## TASK INSTRUCTIONS
Reproduce the records below, substituting "layer-label" for every occurrence of "layer-name" and leaving everything else unchanged.

___ SUPPLIED INFORMATION ___

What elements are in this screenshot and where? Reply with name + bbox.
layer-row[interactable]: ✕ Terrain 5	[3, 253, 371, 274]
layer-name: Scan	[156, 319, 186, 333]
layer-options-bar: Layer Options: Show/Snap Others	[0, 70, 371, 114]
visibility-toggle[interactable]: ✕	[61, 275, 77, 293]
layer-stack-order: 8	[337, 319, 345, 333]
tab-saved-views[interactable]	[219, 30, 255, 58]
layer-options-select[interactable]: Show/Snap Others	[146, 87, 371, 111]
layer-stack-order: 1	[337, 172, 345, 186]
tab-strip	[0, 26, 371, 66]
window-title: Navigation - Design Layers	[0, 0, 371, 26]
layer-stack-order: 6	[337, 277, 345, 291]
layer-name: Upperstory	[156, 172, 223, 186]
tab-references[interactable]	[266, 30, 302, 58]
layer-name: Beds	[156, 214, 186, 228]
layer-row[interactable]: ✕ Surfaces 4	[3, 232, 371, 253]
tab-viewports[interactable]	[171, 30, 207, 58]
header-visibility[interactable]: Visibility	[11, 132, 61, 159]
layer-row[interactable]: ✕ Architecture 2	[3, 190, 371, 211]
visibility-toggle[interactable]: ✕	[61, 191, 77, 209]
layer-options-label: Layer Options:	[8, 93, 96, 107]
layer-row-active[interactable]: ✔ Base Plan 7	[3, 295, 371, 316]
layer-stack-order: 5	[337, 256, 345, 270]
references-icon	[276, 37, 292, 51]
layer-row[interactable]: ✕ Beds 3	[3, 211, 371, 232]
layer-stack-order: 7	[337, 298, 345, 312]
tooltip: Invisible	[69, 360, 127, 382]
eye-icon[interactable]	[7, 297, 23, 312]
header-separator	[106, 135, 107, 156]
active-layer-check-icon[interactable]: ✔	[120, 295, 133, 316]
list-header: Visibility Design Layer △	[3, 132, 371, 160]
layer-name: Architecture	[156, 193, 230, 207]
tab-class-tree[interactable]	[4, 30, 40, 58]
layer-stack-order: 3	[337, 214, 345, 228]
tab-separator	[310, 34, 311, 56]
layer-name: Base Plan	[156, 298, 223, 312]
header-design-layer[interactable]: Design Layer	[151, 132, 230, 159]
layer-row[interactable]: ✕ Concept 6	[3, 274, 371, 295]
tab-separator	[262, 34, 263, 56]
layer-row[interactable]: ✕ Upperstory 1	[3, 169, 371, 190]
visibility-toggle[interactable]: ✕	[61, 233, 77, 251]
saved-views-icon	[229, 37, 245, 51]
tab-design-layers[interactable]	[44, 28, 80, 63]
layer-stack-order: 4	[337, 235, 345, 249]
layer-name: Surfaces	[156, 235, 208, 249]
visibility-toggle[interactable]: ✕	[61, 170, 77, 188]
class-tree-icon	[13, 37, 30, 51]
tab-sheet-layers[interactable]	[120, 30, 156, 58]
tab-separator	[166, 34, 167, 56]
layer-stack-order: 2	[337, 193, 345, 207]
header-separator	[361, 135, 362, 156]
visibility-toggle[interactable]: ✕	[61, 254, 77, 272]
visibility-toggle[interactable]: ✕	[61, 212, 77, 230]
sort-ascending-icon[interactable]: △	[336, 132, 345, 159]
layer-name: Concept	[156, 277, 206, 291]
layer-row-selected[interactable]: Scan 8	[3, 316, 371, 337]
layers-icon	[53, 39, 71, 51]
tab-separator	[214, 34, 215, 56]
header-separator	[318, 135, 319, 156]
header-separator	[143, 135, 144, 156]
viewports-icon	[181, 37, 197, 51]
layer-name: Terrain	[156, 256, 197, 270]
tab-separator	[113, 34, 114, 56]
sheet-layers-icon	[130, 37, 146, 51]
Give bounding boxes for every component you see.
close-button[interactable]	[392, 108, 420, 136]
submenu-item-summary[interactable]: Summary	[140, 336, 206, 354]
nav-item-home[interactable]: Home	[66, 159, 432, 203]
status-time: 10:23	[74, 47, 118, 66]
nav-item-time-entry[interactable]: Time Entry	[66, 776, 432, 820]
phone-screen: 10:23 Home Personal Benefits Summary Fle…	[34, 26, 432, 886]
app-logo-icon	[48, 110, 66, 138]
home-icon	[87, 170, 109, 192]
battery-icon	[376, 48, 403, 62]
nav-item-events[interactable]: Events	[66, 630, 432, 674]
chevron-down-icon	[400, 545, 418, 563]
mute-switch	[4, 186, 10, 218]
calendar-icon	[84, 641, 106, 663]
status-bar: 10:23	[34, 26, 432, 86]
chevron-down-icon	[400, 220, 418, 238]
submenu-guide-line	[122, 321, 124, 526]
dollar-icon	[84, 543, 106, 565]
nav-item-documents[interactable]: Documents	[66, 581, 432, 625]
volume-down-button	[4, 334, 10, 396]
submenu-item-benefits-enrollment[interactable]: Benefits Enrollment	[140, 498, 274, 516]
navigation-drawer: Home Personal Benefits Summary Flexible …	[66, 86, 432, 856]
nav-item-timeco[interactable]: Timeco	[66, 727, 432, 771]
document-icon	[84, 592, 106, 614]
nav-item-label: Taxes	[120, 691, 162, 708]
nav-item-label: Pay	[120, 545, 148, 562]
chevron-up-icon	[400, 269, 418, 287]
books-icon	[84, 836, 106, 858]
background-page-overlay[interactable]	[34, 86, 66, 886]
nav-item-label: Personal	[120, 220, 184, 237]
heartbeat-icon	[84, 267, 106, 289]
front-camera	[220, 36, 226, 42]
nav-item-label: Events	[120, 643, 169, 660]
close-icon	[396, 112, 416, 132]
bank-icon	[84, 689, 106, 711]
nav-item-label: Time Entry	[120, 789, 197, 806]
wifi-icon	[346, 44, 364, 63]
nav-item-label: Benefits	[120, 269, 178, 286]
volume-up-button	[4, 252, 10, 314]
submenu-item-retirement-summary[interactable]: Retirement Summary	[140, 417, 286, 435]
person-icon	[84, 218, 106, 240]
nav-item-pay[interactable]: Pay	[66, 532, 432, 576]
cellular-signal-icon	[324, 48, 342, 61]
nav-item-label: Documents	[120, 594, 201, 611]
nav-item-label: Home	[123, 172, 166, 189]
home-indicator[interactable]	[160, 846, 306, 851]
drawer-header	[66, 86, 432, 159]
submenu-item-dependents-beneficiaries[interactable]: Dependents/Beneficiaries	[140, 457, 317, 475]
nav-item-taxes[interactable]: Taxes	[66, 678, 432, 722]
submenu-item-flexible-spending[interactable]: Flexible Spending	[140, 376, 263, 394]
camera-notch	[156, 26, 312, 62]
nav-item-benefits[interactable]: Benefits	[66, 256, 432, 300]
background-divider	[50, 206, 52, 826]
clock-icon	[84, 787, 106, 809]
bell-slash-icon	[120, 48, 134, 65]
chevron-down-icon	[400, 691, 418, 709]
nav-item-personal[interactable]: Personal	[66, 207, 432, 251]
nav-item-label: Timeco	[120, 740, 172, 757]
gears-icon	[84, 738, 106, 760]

___

## OUTPUT FOR THIS TASK
What elements are in this screenshot and where? Reply with name + bbox.
layer-row[interactable]: ✕ Terrain 5	[3, 253, 371, 274]
layer-label: Scan	[156, 319, 186, 333]
layer-options-bar: Layer Options: Show/Snap Others	[0, 70, 371, 114]
visibility-toggle[interactable]: ✕	[61, 275, 77, 293]
layer-stack-order: 8	[337, 319, 345, 333]
tab-saved-views[interactable]	[219, 30, 255, 58]
layer-options-select[interactable]: Show/Snap Others	[146, 87, 371, 111]
layer-stack-order: 1	[337, 172, 345, 186]
tab-strip	[0, 26, 371, 66]
window-title: Navigation - Design Layers	[0, 0, 371, 26]
layer-stack-order: 6	[337, 277, 345, 291]
layer-label: Upperstory	[156, 172, 223, 186]
tab-references[interactable]	[266, 30, 302, 58]
layer-label: Beds	[156, 214, 186, 228]
layer-row[interactable]: ✕ Surfaces 4	[3, 232, 371, 253]
tab-viewports[interactable]	[171, 30, 207, 58]
header-visibility[interactable]: Visibility	[11, 132, 61, 159]
layer-row[interactable]: ✕ Architecture 2	[3, 190, 371, 211]
visibility-toggle[interactable]: ✕	[61, 191, 77, 209]
layer-options-label: Layer Options:	[8, 93, 96, 107]
layer-row-active[interactable]: ✔ Base Plan 7	[3, 295, 371, 316]
layer-stack-order: 5	[337, 256, 345, 270]
references-icon	[276, 37, 292, 51]
layer-row[interactable]: ✕ Beds 3	[3, 211, 371, 232]
layer-stack-order: 7	[337, 298, 345, 312]
tooltip: Invisible	[69, 360, 127, 382]
eye-icon[interactable]	[7, 297, 23, 312]
header-separator	[106, 135, 107, 156]
active-layer-check-icon[interactable]: ✔	[120, 295, 133, 316]
list-header: Visibility Design Layer △	[3, 132, 371, 160]
layer-label: Architecture	[156, 193, 230, 207]
tab-class-tree[interactable]	[4, 30, 40, 58]
layer-stack-order: 3	[337, 214, 345, 228]
tab-separator	[310, 34, 311, 56]
layer-label: Base Plan	[156, 298, 223, 312]
header-design-layer[interactable]: Design Layer	[151, 132, 230, 159]
layer-row[interactable]: ✕ Concept 6	[3, 274, 371, 295]
tab-separator	[262, 34, 263, 56]
layer-row[interactable]: ✕ Upperstory 1	[3, 169, 371, 190]
visibility-toggle[interactable]: ✕	[61, 233, 77, 251]
saved-views-icon	[229, 37, 245, 51]
tab-design-layers[interactable]	[44, 28, 80, 63]
layer-stack-order: 4	[337, 235, 345, 249]
layer-label: Surfaces	[156, 235, 208, 249]
visibility-toggle[interactable]: ✕	[61, 170, 77, 188]
class-tree-icon	[13, 37, 30, 51]
tab-sheet-layers[interactable]	[120, 30, 156, 58]
tab-separator	[166, 34, 167, 56]
layer-stack-order: 2	[337, 193, 345, 207]
header-separator	[361, 135, 362, 156]
visibility-toggle[interactable]: ✕	[61, 254, 77, 272]
visibility-toggle[interactable]: ✕	[61, 212, 77, 230]
sort-ascending-icon[interactable]: △	[336, 132, 345, 159]
layer-label: Concept	[156, 277, 206, 291]
layer-row-selected[interactable]: Scan 8	[3, 316, 371, 337]
layers-icon	[53, 39, 71, 51]
tab-separator	[214, 34, 215, 56]
header-separator	[318, 135, 319, 156]
header-separator	[143, 135, 144, 156]
viewports-icon	[181, 37, 197, 51]
layer-label: Terrain	[156, 256, 197, 270]
tab-separator	[113, 34, 114, 56]
sheet-layers-icon	[130, 37, 146, 51]
Give bounding boxes for every component you see.
close-button[interactable]	[392, 108, 420, 136]
submenu-item-summary[interactable]: Summary	[140, 336, 206, 354]
nav-item-home[interactable]: Home	[66, 159, 432, 203]
status-time: 10:23	[74, 47, 118, 66]
nav-item-time-entry[interactable]: Time Entry	[66, 776, 432, 820]
phone-screen: 10:23 Home Personal Benefits Summary Fle…	[34, 26, 432, 886]
app-logo-icon	[48, 110, 66, 138]
home-icon	[87, 170, 109, 192]
battery-icon	[376, 48, 403, 62]
nav-item-events[interactable]: Events	[66, 630, 432, 674]
chevron-down-icon	[400, 545, 418, 563]
mute-switch	[4, 186, 10, 218]
calendar-icon	[84, 641, 106, 663]
status-bar: 10:23	[34, 26, 432, 86]
chevron-down-icon	[400, 220, 418, 238]
submenu-guide-line	[122, 321, 124, 526]
dollar-icon	[84, 543, 106, 565]
nav-item-documents[interactable]: Documents	[66, 581, 432, 625]
volume-down-button	[4, 334, 10, 396]
submenu-item-benefits-enrollment[interactable]: Benefits Enrollment	[140, 498, 274, 516]
navigation-drawer: Home Personal Benefits Summary Flexible …	[66, 86, 432, 856]
nav-item-timeco[interactable]: Timeco	[66, 727, 432, 771]
document-icon	[84, 592, 106, 614]
nav-item-label: Taxes	[120, 691, 162, 708]
nav-item-label: Pay	[120, 545, 148, 562]
chevron-up-icon	[400, 269, 418, 287]
books-icon	[84, 836, 106, 858]
background-page-overlay[interactable]	[34, 86, 66, 886]
nav-item-label: Personal	[120, 220, 184, 237]
heartbeat-icon	[84, 267, 106, 289]
front-camera	[220, 36, 226, 42]
nav-item-label: Events	[120, 643, 169, 660]
close-icon	[396, 112, 416, 132]
bank-icon	[84, 689, 106, 711]
nav-item-label: Time Entry	[120, 789, 197, 806]
wifi-icon	[346, 44, 364, 63]
nav-item-label: Benefits	[120, 269, 178, 286]
volume-up-button	[4, 252, 10, 314]
submenu-item-retirement-summary[interactable]: Retirement Summary	[140, 417, 286, 435]
person-icon	[84, 218, 106, 240]
nav-item-pay[interactable]: Pay	[66, 532, 432, 576]
cellular-signal-icon	[324, 48, 342, 61]
nav-item-label: Documents	[120, 594, 201, 611]
nav-item-label: Home	[123, 172, 166, 189]
home-indicator[interactable]	[160, 846, 306, 851]
drawer-header	[66, 86, 432, 159]
submenu-item-dependents-beneficiaries[interactable]: Dependents/Beneficiaries	[140, 457, 317, 475]
nav-item-taxes[interactable]: Taxes	[66, 678, 432, 722]
submenu-item-flexible-spending[interactable]: Flexible Spending	[140, 376, 263, 394]
camera-notch	[156, 26, 312, 62]
nav-item-benefits[interactable]: Benefits	[66, 256, 432, 300]
background-divider	[50, 206, 52, 826]
clock-icon	[84, 787, 106, 809]
bell-slash-icon	[120, 48, 134, 65]
chevron-down-icon	[400, 691, 418, 709]
nav-item-personal[interactable]: Personal	[66, 207, 432, 251]
nav-item-label: Timeco	[120, 740, 172, 757]
gears-icon	[84, 738, 106, 760]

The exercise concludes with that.